Problem requirements
Review the material line by line. Identify and copy every line that contains the string "questions".

Records provided
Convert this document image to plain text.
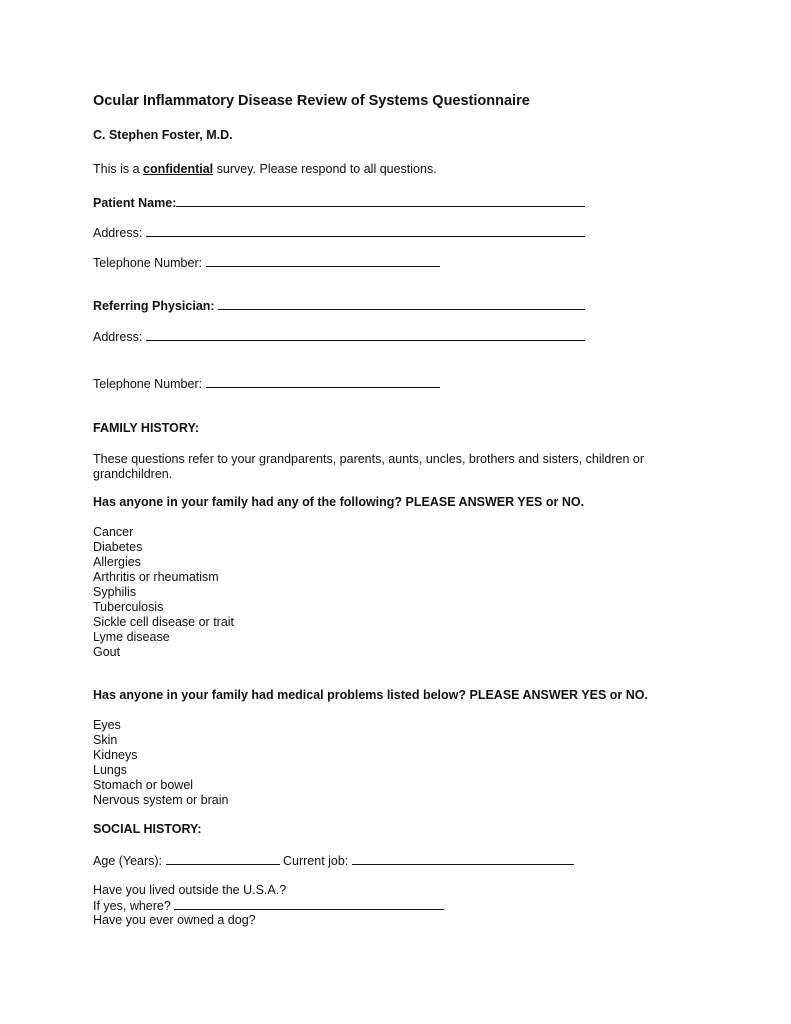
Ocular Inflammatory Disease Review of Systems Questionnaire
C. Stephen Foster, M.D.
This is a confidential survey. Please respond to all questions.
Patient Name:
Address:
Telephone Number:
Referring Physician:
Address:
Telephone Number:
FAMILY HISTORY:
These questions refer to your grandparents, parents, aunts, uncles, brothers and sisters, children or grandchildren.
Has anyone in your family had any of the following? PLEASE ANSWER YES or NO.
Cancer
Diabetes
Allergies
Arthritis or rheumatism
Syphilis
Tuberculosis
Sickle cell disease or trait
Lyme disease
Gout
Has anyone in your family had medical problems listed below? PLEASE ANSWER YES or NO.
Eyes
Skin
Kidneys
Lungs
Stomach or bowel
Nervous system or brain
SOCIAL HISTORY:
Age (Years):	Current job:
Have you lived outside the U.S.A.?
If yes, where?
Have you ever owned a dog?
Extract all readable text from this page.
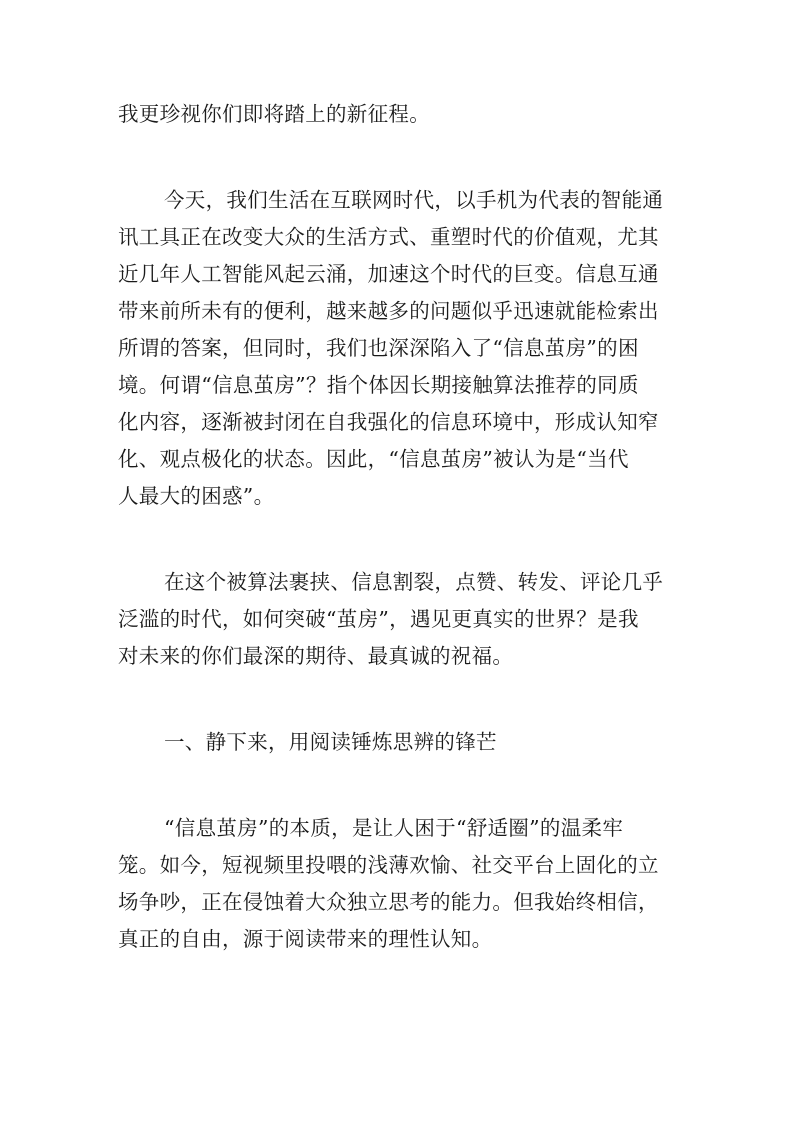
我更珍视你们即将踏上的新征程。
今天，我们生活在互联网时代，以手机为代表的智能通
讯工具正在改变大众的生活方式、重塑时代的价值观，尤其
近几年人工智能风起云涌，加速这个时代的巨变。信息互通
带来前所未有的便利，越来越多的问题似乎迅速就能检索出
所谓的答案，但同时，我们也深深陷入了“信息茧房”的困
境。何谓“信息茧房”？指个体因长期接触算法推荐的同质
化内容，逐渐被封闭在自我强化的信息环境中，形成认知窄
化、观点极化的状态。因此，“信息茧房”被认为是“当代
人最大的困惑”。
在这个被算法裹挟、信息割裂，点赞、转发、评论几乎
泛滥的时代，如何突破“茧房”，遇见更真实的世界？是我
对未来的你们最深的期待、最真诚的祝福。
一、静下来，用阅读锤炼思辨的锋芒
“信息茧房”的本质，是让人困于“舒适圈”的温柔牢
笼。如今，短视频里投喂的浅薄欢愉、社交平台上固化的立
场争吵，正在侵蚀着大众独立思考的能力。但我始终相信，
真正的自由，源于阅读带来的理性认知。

...

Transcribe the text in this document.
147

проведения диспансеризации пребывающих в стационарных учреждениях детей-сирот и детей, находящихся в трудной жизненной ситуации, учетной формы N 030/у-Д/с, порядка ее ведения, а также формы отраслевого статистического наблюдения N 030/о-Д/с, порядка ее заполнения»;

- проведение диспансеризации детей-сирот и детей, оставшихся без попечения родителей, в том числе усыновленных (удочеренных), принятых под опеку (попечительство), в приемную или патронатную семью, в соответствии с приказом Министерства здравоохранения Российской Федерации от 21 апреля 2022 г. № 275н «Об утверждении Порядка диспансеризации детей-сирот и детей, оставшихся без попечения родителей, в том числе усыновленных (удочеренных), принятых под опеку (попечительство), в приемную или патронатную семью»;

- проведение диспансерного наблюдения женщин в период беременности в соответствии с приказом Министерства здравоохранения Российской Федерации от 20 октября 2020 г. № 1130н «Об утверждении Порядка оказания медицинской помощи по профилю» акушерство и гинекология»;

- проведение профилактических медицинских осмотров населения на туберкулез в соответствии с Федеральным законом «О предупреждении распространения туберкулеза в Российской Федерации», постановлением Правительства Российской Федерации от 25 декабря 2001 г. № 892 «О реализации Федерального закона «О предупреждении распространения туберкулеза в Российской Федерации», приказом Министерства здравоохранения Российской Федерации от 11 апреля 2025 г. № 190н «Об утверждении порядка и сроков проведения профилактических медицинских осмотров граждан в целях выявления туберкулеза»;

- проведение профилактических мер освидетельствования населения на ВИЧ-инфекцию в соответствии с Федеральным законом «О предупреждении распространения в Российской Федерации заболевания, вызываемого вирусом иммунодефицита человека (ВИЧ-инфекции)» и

Answer to this exercise
This is a confidential survey. Please respond to all questions.
These questions refer to your grandparents, parents, aunts, uncles, brothers and sisters, children or grandchildren.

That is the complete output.